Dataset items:

/---

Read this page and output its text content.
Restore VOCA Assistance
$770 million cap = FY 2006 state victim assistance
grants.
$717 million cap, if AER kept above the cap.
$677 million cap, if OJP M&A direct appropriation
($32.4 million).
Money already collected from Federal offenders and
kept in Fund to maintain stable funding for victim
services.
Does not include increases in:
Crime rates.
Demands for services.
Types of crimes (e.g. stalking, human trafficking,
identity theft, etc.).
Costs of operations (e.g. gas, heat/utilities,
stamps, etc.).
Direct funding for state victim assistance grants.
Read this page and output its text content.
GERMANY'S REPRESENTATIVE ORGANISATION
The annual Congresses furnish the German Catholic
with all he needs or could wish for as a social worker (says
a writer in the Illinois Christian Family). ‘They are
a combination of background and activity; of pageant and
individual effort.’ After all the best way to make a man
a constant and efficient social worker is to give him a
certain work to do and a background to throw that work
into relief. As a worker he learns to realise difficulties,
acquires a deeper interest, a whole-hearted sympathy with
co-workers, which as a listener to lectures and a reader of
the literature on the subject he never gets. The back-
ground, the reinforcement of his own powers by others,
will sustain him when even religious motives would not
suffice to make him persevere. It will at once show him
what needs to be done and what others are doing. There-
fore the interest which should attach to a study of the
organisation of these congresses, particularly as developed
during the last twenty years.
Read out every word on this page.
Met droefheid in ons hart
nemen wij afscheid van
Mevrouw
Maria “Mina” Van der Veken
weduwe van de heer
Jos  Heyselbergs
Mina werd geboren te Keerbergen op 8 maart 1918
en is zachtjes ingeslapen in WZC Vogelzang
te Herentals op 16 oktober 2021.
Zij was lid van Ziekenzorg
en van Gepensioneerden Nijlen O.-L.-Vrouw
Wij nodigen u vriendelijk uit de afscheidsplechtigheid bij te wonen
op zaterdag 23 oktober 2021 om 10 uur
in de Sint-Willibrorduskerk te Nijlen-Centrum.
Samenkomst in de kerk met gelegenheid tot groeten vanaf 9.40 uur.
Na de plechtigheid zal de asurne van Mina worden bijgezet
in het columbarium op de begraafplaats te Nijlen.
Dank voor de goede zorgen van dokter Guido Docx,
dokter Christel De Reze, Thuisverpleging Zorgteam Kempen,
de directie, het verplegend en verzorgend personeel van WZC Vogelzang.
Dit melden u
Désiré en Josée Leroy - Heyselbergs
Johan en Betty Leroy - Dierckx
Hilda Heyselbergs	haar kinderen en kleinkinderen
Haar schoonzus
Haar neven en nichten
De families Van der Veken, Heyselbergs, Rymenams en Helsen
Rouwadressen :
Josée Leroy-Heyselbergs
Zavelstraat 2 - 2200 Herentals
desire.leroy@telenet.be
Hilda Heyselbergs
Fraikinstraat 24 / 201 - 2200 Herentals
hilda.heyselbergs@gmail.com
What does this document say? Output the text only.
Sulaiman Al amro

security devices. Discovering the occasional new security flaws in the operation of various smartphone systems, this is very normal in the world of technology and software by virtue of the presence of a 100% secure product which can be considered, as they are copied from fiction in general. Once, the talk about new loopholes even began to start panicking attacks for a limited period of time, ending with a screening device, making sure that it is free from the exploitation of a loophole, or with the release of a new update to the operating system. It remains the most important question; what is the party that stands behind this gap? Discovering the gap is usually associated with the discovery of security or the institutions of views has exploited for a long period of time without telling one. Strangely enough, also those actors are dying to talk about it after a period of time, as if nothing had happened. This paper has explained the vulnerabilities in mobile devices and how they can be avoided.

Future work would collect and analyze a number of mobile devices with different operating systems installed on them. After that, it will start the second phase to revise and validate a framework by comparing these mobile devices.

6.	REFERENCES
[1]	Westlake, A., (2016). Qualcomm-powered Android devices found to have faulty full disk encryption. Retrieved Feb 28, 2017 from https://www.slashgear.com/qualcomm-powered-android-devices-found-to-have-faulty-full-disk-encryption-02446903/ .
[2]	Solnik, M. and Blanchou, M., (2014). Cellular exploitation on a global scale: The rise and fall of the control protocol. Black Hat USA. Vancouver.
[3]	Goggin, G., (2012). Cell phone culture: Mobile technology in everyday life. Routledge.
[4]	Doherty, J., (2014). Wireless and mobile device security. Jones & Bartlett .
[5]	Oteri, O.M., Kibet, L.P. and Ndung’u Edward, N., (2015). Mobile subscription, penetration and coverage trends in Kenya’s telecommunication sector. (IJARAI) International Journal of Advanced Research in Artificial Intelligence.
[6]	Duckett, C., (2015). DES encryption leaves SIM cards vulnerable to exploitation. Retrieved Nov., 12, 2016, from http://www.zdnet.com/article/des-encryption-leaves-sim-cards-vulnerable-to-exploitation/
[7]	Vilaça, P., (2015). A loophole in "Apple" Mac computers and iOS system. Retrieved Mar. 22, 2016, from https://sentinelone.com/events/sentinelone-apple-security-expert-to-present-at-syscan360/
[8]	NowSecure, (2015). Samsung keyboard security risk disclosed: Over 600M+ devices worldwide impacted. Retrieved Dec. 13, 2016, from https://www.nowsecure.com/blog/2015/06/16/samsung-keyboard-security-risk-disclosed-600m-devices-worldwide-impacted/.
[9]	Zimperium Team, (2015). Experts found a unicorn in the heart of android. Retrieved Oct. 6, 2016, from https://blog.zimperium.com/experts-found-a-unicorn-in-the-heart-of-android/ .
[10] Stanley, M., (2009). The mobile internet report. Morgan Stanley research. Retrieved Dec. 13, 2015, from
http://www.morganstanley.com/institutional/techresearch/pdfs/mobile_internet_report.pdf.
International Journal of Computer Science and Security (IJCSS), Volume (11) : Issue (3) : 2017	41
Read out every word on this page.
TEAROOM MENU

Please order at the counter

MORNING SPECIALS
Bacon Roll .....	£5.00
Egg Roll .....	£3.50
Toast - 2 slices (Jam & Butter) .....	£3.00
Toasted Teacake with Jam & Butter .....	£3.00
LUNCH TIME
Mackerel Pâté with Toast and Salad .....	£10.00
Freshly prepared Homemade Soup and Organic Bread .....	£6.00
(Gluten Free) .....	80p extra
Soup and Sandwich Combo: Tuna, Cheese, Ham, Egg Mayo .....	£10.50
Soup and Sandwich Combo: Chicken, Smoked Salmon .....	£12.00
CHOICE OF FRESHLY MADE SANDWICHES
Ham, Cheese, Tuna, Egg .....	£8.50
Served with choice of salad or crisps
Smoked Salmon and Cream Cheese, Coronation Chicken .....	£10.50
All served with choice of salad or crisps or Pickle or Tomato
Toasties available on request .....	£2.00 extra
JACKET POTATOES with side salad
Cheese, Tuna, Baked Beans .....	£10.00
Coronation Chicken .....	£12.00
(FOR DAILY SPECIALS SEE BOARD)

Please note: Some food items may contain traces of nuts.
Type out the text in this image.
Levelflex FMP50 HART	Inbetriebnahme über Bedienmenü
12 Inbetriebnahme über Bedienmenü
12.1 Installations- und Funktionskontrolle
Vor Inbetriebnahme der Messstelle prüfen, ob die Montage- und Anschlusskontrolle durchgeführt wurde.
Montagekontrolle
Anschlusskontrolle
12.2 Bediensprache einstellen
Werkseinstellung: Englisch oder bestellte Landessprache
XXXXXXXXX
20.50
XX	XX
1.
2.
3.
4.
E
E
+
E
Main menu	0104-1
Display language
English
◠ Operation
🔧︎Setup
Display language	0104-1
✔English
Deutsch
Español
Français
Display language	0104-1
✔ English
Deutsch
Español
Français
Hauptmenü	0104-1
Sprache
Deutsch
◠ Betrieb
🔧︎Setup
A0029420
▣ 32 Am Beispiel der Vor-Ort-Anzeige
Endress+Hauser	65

\---

--- Given problem ---
Look over the listing above. Pick out and copy every line that includes "social".

--- Solution for this exercise ---
with all he needs or could wish for as a social worker (says
a constant and efficient social worker is to give him a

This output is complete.